- Given instruction:
Count lines with "resistant" in them. Report only the total.

--- begin Entries supplied ---

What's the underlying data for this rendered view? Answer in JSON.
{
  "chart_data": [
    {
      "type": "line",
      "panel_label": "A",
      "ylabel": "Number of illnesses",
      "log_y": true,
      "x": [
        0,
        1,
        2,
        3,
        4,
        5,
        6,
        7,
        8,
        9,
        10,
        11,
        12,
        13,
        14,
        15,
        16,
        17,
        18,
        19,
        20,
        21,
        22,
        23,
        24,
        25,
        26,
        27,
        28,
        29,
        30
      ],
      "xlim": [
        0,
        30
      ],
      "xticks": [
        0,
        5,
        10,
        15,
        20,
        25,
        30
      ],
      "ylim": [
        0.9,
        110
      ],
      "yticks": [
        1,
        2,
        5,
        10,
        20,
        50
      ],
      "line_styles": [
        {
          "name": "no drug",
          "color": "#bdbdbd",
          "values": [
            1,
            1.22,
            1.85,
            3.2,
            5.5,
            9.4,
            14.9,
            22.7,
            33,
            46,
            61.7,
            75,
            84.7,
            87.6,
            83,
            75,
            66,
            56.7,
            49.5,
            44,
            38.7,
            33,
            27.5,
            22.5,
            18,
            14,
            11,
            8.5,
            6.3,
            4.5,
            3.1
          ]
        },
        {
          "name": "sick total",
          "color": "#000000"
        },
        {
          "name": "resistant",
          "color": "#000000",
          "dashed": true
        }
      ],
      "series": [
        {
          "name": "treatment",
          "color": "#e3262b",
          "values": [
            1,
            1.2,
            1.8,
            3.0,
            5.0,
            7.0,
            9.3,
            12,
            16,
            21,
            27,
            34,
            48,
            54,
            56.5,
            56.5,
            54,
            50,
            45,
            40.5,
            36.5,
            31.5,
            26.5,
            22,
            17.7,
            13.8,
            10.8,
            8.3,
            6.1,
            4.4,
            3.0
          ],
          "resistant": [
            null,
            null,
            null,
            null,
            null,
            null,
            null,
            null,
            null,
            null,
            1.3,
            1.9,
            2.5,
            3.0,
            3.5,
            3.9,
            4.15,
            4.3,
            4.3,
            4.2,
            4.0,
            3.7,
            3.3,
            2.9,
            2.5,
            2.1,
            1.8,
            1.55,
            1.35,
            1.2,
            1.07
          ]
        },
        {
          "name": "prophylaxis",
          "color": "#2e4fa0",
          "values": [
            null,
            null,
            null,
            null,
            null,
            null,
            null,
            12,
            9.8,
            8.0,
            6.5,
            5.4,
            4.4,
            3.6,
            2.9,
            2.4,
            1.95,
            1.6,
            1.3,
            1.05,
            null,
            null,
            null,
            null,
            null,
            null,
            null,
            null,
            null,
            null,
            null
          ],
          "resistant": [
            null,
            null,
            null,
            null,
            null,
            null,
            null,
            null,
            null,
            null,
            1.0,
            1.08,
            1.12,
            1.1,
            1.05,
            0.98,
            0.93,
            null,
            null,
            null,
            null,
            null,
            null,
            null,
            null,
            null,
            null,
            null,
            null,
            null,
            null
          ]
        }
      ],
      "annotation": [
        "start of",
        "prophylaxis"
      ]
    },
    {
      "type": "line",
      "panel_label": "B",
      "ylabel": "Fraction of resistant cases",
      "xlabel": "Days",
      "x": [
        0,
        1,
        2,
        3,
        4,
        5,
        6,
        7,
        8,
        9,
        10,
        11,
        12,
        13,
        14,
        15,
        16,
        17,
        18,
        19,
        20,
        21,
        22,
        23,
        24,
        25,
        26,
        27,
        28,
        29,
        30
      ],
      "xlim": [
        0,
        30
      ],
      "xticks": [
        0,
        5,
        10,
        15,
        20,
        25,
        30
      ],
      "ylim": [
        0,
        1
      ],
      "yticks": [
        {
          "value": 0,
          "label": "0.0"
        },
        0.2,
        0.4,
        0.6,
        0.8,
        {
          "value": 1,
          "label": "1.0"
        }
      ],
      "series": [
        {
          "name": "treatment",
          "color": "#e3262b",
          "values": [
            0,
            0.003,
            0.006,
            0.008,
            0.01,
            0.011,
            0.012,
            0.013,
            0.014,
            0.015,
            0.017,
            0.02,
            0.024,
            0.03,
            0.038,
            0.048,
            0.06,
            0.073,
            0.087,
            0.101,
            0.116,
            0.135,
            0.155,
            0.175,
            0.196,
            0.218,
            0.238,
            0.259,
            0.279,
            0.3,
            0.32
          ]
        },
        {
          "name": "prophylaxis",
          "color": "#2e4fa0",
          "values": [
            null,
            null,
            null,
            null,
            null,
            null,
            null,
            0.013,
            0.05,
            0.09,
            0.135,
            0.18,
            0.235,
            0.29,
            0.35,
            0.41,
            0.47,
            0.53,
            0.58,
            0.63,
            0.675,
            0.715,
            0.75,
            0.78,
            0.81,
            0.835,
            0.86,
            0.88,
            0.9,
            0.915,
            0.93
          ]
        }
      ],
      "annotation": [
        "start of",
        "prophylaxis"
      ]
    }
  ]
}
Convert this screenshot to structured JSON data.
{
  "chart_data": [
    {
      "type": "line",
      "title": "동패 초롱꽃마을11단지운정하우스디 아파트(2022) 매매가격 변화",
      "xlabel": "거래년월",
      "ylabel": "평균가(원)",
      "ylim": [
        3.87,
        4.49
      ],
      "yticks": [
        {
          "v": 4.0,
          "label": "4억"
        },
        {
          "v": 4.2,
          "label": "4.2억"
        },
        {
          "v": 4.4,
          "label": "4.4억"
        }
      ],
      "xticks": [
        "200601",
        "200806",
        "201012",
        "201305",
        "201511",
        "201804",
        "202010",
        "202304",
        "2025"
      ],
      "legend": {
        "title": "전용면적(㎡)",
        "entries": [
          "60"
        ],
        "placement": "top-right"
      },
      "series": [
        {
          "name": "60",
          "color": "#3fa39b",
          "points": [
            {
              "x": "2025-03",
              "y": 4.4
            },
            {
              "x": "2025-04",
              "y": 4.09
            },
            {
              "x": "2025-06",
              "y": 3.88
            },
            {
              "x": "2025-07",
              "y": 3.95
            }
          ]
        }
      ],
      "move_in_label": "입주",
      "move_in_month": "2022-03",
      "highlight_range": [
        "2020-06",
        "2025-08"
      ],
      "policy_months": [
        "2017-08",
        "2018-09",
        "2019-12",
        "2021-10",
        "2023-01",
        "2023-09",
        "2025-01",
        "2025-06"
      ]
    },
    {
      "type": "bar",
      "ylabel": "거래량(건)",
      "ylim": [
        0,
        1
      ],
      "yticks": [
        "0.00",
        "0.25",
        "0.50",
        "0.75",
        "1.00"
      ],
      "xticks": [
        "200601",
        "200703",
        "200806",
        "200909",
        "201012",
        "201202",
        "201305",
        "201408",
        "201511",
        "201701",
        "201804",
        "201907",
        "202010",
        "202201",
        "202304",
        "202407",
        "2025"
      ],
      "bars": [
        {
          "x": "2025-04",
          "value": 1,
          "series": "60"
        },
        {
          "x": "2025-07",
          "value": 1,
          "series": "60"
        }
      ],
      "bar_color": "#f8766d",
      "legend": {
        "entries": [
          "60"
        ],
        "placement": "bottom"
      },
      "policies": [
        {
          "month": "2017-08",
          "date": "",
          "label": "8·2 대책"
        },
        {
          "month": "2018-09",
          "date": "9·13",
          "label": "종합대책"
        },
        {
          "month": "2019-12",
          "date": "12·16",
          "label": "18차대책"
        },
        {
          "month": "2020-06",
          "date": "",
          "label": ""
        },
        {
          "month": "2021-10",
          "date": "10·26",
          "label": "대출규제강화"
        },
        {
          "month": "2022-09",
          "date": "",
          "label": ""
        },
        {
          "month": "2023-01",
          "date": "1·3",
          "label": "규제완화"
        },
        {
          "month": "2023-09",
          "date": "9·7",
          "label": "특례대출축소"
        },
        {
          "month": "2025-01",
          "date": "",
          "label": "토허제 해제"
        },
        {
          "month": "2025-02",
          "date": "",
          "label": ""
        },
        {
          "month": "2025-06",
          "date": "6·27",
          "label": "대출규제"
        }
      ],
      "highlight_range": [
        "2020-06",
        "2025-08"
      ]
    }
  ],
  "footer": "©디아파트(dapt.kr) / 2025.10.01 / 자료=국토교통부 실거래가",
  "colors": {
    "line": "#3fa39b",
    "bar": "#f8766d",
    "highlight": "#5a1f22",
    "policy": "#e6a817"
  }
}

--- end Entries supplied ---

- Result for this task:
4